- **MATERIAL SUPPLIED**:

* Begin *

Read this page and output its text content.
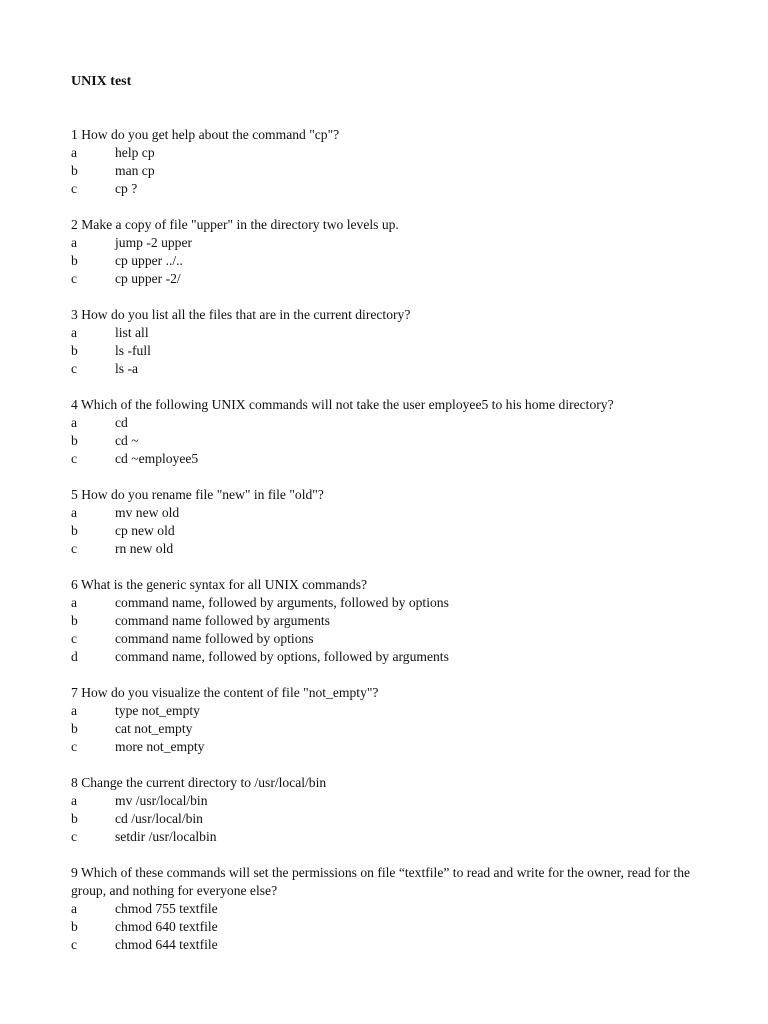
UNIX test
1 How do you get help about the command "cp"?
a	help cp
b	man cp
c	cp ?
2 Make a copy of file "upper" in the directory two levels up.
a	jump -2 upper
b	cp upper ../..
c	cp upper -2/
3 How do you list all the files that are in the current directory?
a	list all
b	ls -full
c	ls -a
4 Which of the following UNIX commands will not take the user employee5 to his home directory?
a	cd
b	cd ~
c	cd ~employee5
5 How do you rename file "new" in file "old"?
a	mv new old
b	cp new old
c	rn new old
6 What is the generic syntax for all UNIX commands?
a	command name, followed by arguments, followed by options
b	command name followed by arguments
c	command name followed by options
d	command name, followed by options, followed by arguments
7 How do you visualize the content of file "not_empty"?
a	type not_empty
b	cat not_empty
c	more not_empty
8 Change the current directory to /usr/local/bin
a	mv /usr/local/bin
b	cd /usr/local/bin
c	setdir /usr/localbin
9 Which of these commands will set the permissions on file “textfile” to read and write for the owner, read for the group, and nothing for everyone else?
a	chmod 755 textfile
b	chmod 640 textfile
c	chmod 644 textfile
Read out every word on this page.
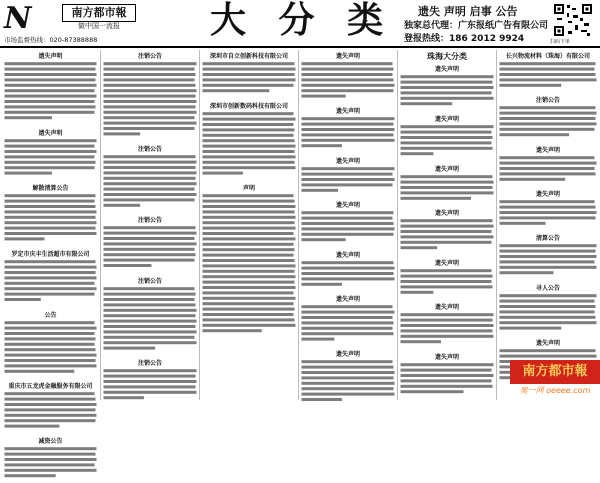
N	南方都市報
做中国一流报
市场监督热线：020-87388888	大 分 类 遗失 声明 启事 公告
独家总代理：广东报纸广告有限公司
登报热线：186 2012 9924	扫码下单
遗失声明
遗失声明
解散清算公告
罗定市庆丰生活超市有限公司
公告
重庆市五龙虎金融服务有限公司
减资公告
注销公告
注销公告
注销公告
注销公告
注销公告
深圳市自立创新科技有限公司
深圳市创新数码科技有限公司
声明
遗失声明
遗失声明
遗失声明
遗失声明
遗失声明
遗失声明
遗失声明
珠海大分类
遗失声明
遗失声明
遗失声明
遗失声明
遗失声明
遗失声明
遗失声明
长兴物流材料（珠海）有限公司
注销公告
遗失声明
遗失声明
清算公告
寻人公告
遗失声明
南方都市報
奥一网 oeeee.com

* End *

- **THE EXERCISE**: Nothing in the entries should change as you copy them, except that the pictures are left out.

- **SOLUTION TO THIS EXERCISE**:
Read this page and output its text content.
UNIX test
1 How do you get help about the command "cp"?
a	help cp
b	man cp
c	cp ?
2 Make a copy of file "upper" in the directory two levels up.
a	jump -2 upper
b	cp upper ../..
c	cp upper -2/
3 How do you list all the files that are in the current directory?
a	list all
b	ls -full
c	ls -a
4 Which of the following UNIX commands will not take the user employee5 to his home directory?
a	cd
b	cd ~
c	cd ~employee5
5 How do you rename file "new" in file "old"?
a	mv new old
b	cp new old
c	rn new old
6 What is the generic syntax for all UNIX commands?
a	command name, followed by arguments, followed by options
b	command name followed by arguments
c	command name followed by options
d	command name, followed by options, followed by arguments
7 How do you visualize the content of file "not_empty"?
a	type not_empty
b	cat not_empty
c	more not_empty
8 Change the current directory to /usr/local/bin
a	mv /usr/local/bin
b	cd /usr/local/bin
c	setdir /usr/localbin
9 Which of these commands will set the permissions on file “textfile” to read and write for the owner, read for the group, and nothing for everyone else?
a	chmod 755 textfile
b	chmod 640 textfile
c	chmod 644 textfile
Read out every word on this page.
N	南方都市報
做中国一流报
市场监督热线：020-87388888	大 分 类 遗失 声明 启事 公告
独家总代理：广东报纸广告有限公司
登报热线：186 2012 9924	扫码下单
遗失声明
遗失声明
解散清算公告
罗定市庆丰生活超市有限公司
公告
重庆市五龙虎金融服务有限公司
减资公告
注销公告
注销公告
注销公告
注销公告
注销公告
深圳市自立创新科技有限公司
深圳市创新数码科技有限公司
声明
遗失声明
遗失声明
遗失声明
遗失声明
遗失声明
遗失声明
遗失声明
珠海大分类
遗失声明
遗失声明
遗失声明
遗失声明
遗失声明
遗失声明
遗失声明
长兴物流材料（珠海）有限公司
注销公告
遗失声明
遗失声明
清算公告
寻人公告
遗失声明
南方都市報
奥一网 oeeee.com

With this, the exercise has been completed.